• [AIM]
Go through the entries below and retype them exactly, omitting each picture.

[Records that describe figures]
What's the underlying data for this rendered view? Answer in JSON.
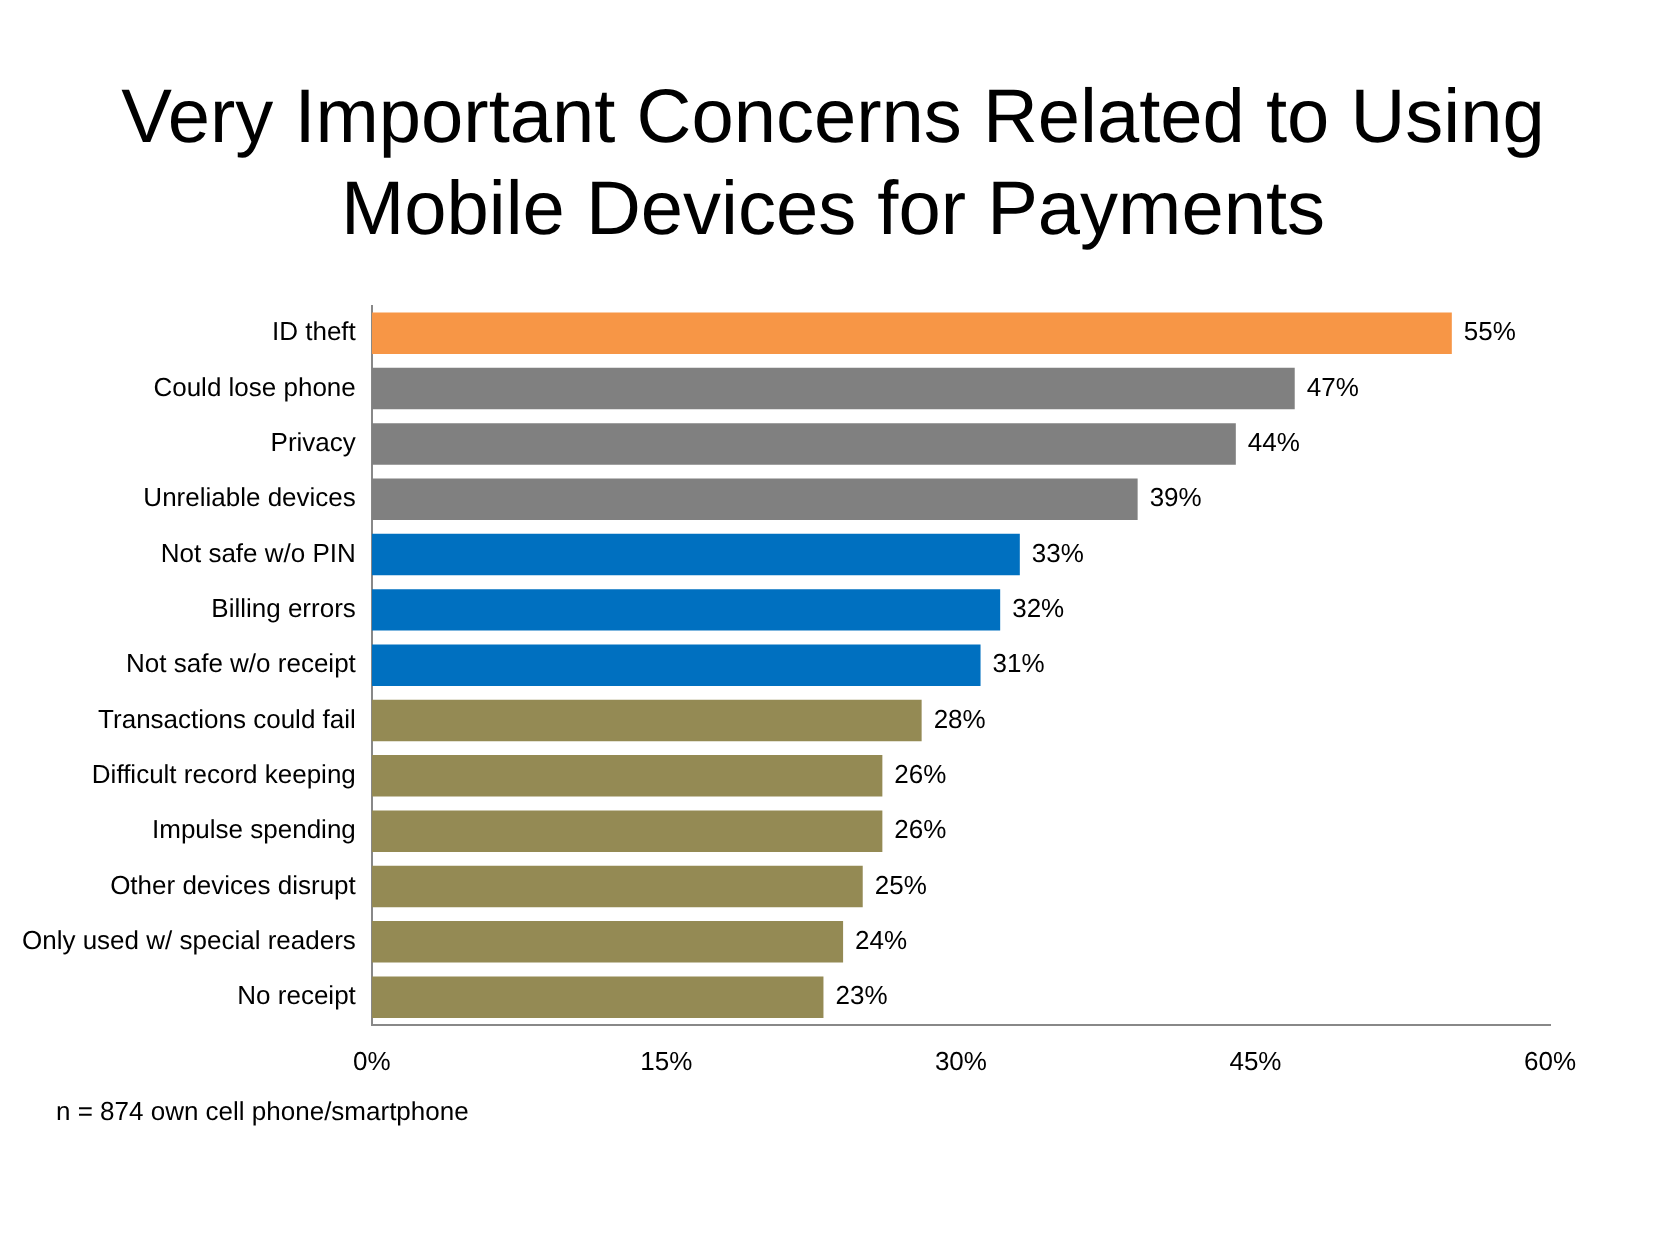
{
  "chart_data": {
    "type": "bar",
    "orientation": "horizontal",
    "title": "Very Important Concerns Related to Using Mobile Devices for Payments",
    "categories": [
      "ID theft",
      "Could lose phone",
      "Privacy",
      "Unreliable devices",
      "Not safe w/o PIN",
      "Billing errors",
      "Not safe w/o receipt",
      "Transactions could fail",
      "Difficult record keeping",
      "Impulse spending",
      "Other devices disrupt",
      "Only used w/ special readers",
      "No receipt"
    ],
    "values": [
      55,
      47,
      44,
      39,
      33,
      32,
      31,
      28,
      26,
      26,
      25,
      24,
      23
    ],
    "colors": [
      "#f79646",
      "#808080",
      "#808080",
      "#808080",
      "#0070c0",
      "#0070c0",
      "#0070c0",
      "#948a54",
      "#948a54",
      "#948a54",
      "#948a54",
      "#948a54",
      "#948a54"
    ],
    "value_labels": [
      "55%",
      "47%",
      "44%",
      "39%",
      "33%",
      "32%",
      "31%",
      "28%",
      "26%",
      "26%",
      "25%",
      "24%",
      "23%"
    ],
    "xlim": [
      0,
      60
    ],
    "xticks": [
      {
        "value": 0,
        "label": "0%"
      },
      {
        "value": 15,
        "label": "15%"
      },
      {
        "value": 30,
        "label": "30%"
      },
      {
        "value": 45,
        "label": "45%"
      },
      {
        "value": 60,
        "label": "60%"
      }
    ],
    "grid": false,
    "legend": false,
    "annotations": [
      "n = 874 own cell phone/smartphone"
    ]
  }
}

• [ANSWER TO THE TASK]
What's the underlying data for this rendered view? Answer in JSON.
{
  "chart_data": {
    "type": "bar",
    "orientation": "horizontal",
    "title": "Very Important Concerns Related to Using Mobile Devices for Payments",
    "categories": [
      "ID theft",
      "Could lose phone",
      "Privacy",
      "Unreliable devices",
      "Not safe w/o PIN",
      "Billing errors",
      "Not safe w/o receipt",
      "Transactions could fail",
      "Difficult record keeping",
      "Impulse spending",
      "Other devices disrupt",
      "Only used w/ special readers",
      "No receipt"
    ],
    "values": [
      55,
      47,
      44,
      39,
      33,
      32,
      31,
      28,
      26,
      26,
      25,
      24,
      23
    ],
    "colors": [
      "#f79646",
      "#808080",
      "#808080",
      "#808080",
      "#0070c0",
      "#0070c0",
      "#0070c0",
      "#948a54",
      "#948a54",
      "#948a54",
      "#948a54",
      "#948a54",
      "#948a54"
    ],
    "value_labels": [
      "55%",
      "47%",
      "44%",
      "39%",
      "33%",
      "32%",
      "31%",
      "28%",
      "26%",
      "26%",
      "25%",
      "24%",
      "23%"
    ],
    "xlim": [
      0,
      60
    ],
    "xticks": [
      {
        "value": 0,
        "label": "0%"
      },
      {
        "value": 15,
        "label": "15%"
      },
      {
        "value": 30,
        "label": "30%"
      },
      {
        "value": 45,
        "label": "45%"
      },
      {
        "value": 60,
        "label": "60%"
      }
    ],
    "grid": false,
    "legend": false,
    "annotations": [
      "n = 874 own cell phone/smartphone"
    ]
  }
}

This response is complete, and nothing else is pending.